_Work task_
Scan the material for the word "为原代培养第", and copy each line where it shows up.

_Material to process_
● ● ● ●

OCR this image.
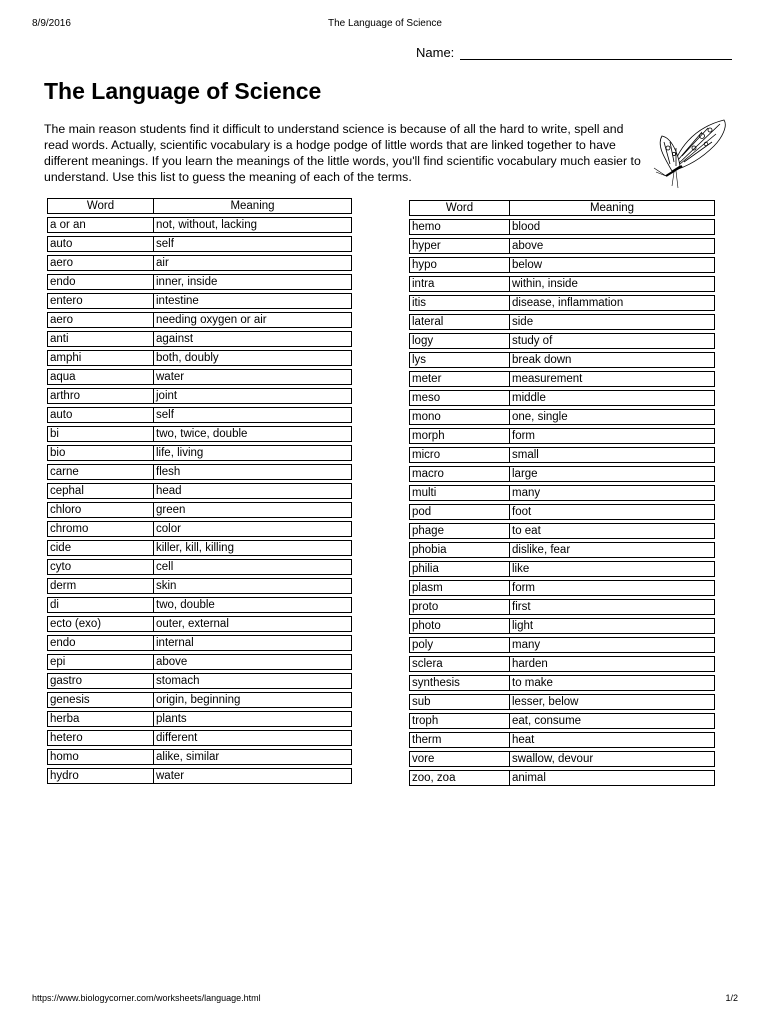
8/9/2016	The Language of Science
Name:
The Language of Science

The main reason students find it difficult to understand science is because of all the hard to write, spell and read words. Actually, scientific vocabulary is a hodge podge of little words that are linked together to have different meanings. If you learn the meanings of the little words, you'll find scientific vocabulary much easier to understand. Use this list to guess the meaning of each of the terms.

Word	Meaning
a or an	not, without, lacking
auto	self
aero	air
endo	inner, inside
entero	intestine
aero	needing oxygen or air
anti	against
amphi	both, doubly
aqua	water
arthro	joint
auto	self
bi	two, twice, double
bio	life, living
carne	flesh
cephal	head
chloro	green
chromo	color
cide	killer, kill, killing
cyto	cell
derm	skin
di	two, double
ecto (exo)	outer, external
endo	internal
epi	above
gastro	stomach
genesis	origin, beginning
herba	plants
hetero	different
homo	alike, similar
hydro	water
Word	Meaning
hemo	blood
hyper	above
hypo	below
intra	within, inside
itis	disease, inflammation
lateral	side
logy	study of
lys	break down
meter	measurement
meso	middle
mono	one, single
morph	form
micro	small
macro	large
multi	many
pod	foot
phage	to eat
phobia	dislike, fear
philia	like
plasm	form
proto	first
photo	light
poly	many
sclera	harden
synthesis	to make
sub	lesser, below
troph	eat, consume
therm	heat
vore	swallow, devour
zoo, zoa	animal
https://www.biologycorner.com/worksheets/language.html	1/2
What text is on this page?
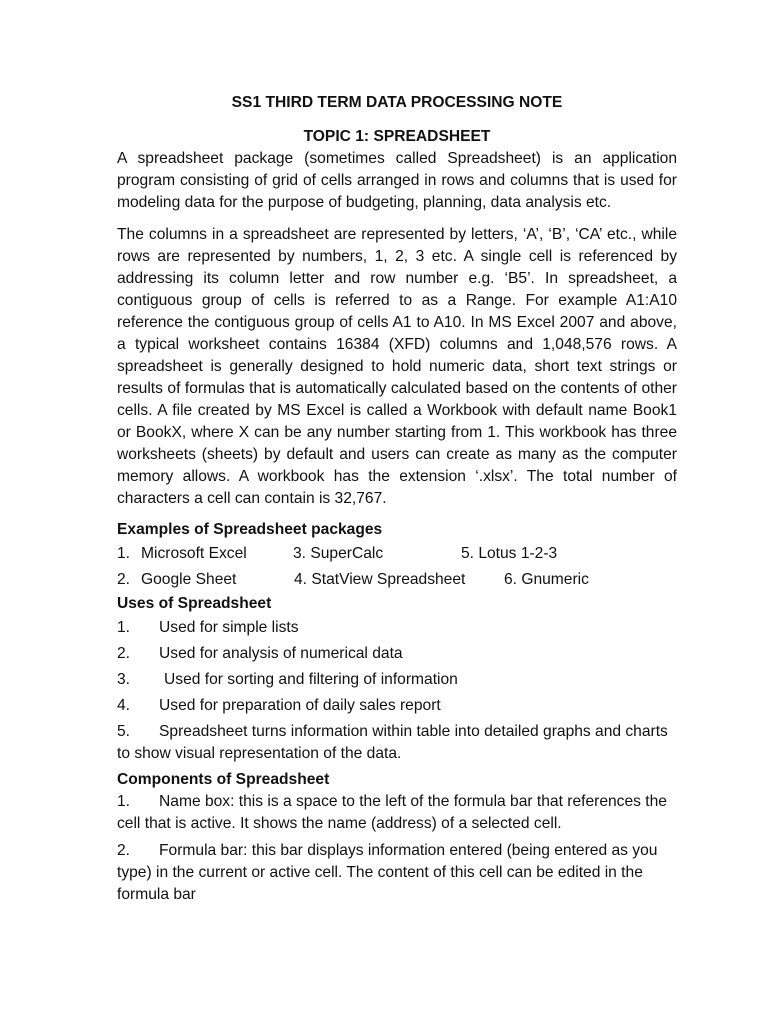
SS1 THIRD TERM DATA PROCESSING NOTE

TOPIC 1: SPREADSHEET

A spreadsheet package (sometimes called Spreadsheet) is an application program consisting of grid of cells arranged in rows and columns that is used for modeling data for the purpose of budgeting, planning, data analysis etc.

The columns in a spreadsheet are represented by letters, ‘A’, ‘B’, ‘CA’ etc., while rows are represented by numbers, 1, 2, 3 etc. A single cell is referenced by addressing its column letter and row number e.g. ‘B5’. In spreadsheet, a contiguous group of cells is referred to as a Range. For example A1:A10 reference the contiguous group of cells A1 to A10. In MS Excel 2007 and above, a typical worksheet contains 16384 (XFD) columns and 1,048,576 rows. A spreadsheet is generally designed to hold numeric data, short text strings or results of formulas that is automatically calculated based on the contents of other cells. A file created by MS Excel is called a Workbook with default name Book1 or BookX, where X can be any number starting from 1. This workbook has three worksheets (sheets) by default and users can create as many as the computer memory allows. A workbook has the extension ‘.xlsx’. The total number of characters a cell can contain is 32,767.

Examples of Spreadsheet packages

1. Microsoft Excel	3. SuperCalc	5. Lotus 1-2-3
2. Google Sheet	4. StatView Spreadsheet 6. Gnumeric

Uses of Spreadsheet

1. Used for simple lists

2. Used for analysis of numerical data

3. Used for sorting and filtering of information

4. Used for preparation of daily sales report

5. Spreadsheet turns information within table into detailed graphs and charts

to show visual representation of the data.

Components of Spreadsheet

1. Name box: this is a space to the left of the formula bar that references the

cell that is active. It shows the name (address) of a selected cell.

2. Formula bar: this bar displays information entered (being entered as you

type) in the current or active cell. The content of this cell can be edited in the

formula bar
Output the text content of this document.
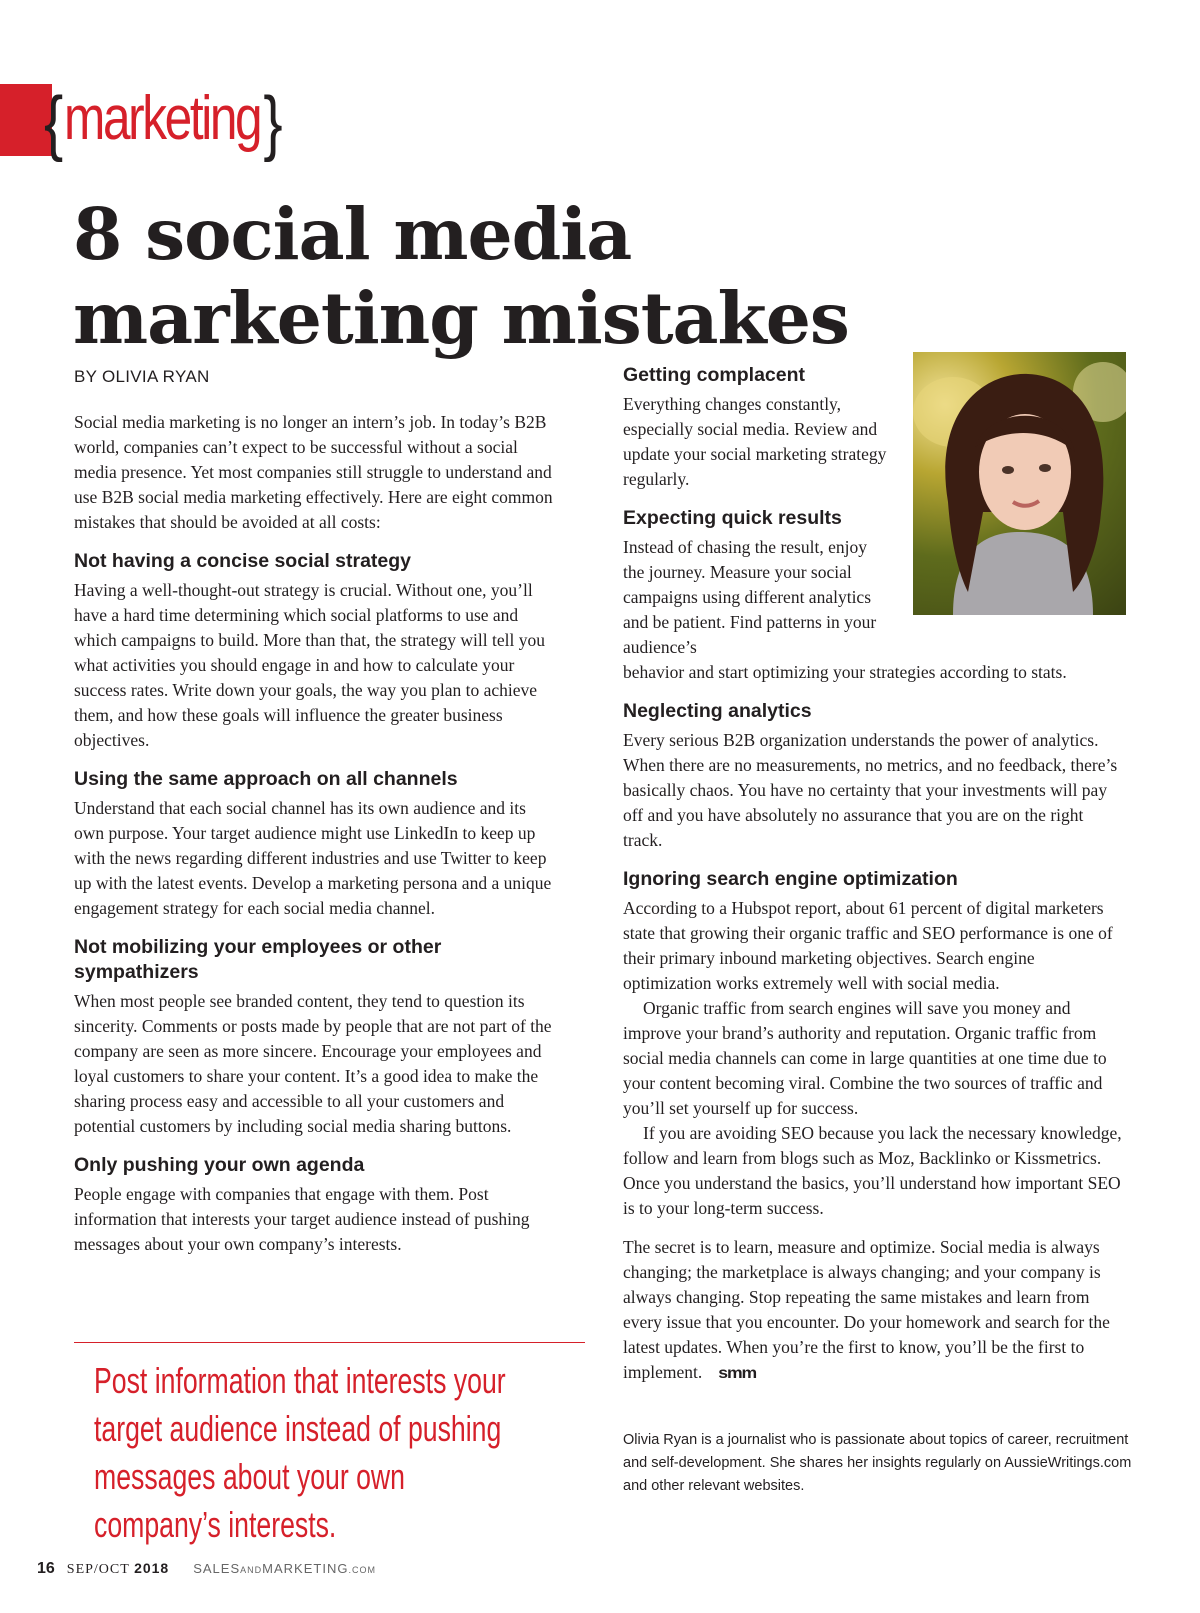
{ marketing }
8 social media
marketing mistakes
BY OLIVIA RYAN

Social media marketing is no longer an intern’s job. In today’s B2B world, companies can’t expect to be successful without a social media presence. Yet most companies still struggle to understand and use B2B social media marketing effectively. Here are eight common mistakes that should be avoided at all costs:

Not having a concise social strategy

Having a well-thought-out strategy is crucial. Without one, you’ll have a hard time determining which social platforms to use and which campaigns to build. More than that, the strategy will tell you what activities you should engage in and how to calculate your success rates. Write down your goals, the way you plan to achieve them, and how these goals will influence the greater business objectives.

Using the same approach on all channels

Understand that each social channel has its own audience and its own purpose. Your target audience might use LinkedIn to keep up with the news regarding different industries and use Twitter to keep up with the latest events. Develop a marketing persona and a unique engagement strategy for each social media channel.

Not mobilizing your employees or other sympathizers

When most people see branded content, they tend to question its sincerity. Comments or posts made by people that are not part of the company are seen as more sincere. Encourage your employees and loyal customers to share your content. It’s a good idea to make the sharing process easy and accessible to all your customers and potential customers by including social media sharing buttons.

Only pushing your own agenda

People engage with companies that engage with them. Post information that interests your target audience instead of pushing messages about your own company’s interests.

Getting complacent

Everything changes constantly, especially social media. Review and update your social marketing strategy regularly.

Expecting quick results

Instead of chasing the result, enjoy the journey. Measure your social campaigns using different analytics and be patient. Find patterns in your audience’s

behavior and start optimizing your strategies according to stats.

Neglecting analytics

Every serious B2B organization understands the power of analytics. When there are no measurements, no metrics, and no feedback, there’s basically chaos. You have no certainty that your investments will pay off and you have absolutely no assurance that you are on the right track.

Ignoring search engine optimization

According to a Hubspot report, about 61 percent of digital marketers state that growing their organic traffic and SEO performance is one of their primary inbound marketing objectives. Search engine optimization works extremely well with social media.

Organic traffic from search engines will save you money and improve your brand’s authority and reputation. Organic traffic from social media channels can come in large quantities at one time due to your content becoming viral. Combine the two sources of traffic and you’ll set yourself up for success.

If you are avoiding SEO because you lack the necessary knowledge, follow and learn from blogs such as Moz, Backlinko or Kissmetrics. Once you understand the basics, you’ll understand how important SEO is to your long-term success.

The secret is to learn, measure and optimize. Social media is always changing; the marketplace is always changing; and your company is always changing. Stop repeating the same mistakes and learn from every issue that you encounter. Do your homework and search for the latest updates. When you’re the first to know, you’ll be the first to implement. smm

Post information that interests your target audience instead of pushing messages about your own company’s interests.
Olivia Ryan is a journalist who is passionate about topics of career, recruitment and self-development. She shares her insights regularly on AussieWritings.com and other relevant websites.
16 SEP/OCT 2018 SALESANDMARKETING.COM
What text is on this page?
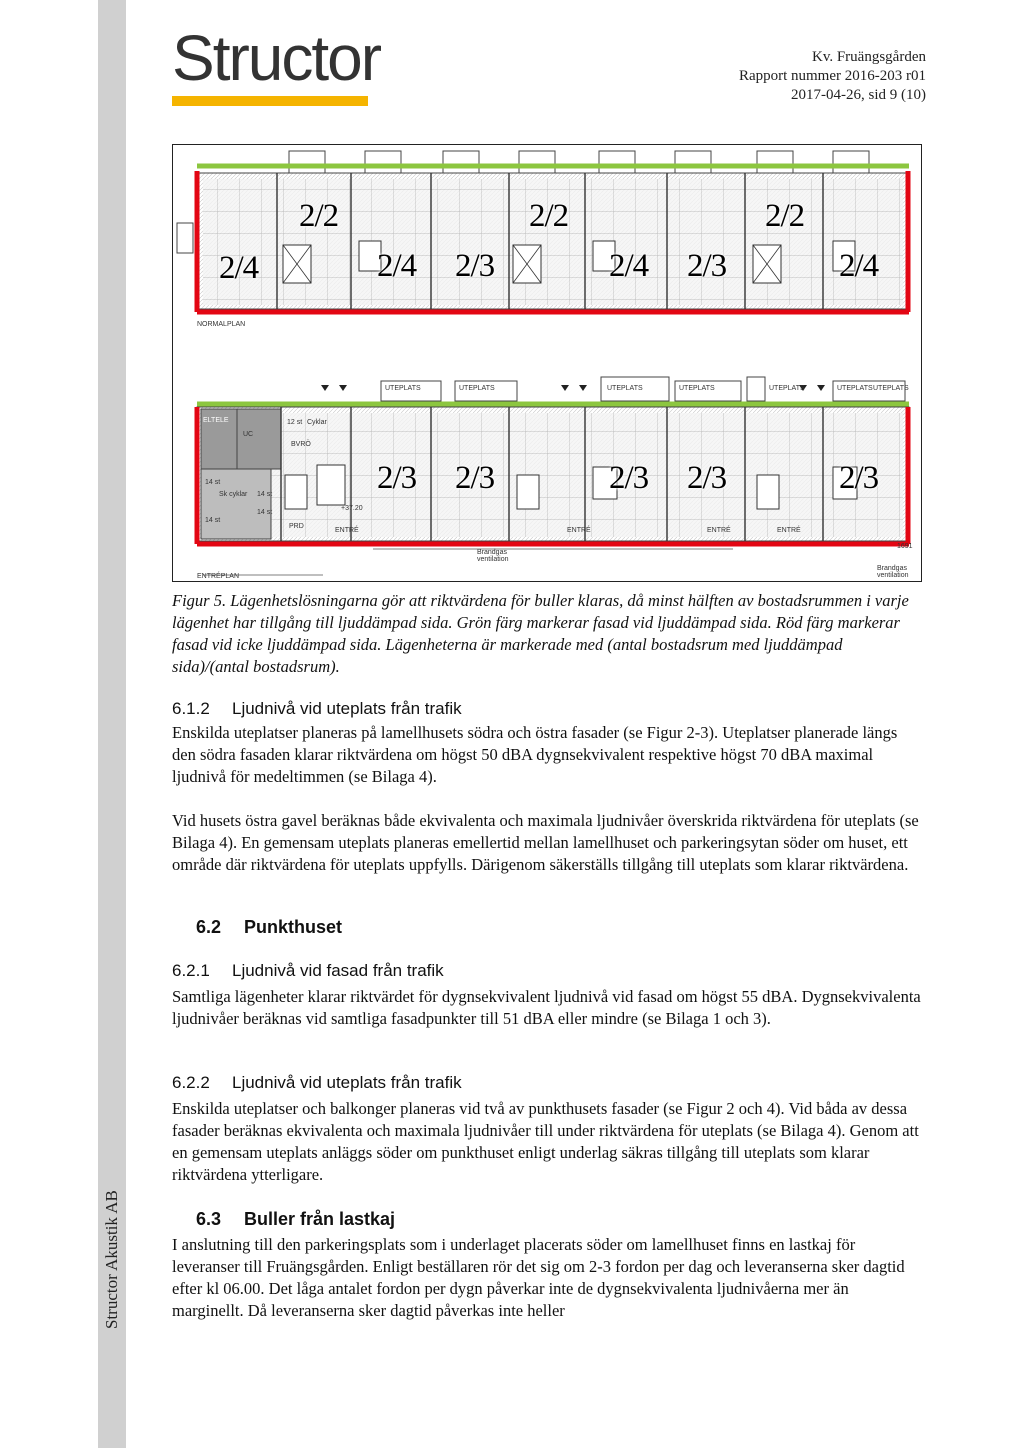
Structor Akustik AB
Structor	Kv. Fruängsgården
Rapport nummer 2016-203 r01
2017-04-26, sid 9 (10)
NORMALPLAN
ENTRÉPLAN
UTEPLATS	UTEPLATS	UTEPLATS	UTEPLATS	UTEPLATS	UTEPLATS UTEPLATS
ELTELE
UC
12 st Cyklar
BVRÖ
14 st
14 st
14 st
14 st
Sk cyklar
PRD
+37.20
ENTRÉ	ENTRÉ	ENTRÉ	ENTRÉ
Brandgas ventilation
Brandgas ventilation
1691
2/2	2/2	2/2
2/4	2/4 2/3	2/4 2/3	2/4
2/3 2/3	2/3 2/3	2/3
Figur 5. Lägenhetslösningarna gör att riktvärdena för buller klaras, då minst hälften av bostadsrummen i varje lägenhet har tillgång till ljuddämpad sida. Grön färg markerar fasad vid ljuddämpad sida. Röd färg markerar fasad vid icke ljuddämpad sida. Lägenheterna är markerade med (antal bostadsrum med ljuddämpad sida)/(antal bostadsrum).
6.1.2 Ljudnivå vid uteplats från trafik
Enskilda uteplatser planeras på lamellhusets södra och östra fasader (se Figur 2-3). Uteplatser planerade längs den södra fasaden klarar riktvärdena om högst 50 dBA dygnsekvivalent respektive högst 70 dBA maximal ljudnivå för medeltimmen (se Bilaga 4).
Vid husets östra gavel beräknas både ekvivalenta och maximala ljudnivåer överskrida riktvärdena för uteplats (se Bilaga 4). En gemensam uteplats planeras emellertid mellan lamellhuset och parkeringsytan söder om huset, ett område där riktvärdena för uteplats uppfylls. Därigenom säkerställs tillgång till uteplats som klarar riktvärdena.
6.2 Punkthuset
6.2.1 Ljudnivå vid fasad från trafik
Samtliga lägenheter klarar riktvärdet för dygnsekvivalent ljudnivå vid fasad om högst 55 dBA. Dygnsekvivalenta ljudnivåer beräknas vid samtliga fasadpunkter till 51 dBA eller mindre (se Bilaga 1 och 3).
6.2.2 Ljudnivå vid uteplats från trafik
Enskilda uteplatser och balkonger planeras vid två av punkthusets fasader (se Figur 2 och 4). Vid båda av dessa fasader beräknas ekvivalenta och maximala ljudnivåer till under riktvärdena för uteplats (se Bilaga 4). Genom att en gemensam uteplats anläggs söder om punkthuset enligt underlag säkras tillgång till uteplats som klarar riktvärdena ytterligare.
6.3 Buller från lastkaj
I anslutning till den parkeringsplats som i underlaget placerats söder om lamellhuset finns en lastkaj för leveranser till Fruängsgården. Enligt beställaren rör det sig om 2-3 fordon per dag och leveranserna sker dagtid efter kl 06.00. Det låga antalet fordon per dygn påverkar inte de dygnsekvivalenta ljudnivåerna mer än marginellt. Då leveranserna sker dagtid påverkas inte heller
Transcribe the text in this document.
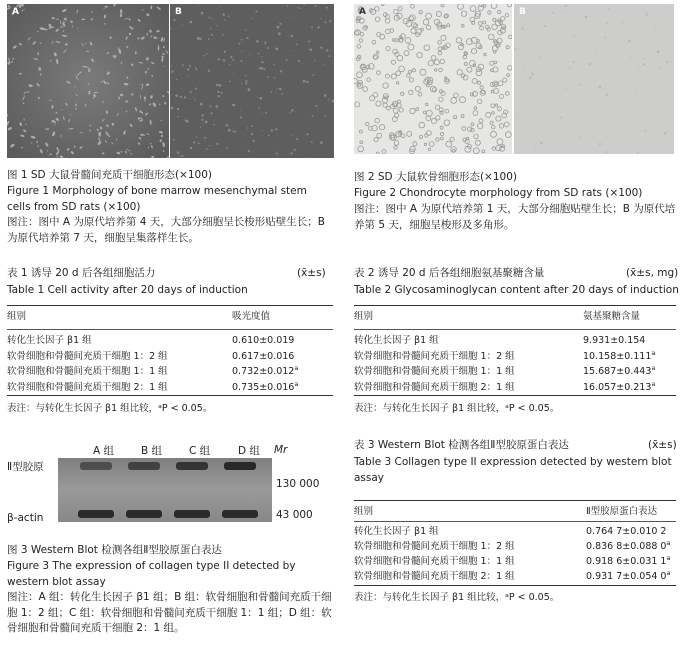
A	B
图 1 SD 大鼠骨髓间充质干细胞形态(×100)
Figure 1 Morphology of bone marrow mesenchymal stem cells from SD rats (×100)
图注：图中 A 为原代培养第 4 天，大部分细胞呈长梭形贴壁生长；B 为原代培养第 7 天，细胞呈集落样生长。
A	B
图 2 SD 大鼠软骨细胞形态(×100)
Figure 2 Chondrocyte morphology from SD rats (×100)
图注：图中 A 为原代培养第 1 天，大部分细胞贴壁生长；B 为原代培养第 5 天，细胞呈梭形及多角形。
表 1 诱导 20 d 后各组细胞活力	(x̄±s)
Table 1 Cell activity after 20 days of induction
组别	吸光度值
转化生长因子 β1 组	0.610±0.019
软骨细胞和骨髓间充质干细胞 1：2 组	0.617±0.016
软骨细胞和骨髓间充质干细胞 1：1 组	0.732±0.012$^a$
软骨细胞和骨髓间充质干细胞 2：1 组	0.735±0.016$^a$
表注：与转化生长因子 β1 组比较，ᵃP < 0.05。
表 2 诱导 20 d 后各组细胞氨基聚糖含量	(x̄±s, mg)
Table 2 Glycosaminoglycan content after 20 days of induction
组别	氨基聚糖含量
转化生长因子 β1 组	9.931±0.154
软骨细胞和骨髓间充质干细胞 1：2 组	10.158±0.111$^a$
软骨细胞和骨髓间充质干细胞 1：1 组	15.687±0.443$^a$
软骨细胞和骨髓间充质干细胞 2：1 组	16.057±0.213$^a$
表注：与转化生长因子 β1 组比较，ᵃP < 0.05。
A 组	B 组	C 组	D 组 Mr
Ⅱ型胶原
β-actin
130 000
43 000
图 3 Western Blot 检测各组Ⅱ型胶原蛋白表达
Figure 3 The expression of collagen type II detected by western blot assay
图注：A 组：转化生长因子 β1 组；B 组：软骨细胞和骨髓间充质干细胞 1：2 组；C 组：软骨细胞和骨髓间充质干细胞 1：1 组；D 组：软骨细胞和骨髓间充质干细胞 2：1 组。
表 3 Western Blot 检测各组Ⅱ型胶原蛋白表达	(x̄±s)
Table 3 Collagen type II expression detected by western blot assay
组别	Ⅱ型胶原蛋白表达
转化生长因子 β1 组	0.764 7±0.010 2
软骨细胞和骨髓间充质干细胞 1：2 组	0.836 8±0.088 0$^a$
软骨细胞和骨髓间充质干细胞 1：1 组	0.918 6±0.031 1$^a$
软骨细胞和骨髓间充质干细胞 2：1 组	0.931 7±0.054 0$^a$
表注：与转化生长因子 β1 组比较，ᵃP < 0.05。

● ● ● ●

_The answer_
图注：图中 A 为原代培养第 4 天，大部分细胞呈长梭形贴壁生长；B 为原代培养第 7 天，细胞呈集落样生长。
图注：图中 A 为原代培养第 1 天，大部分细胞贴壁生长；B 为原代培养第 5 天，细胞呈梭形及多角形。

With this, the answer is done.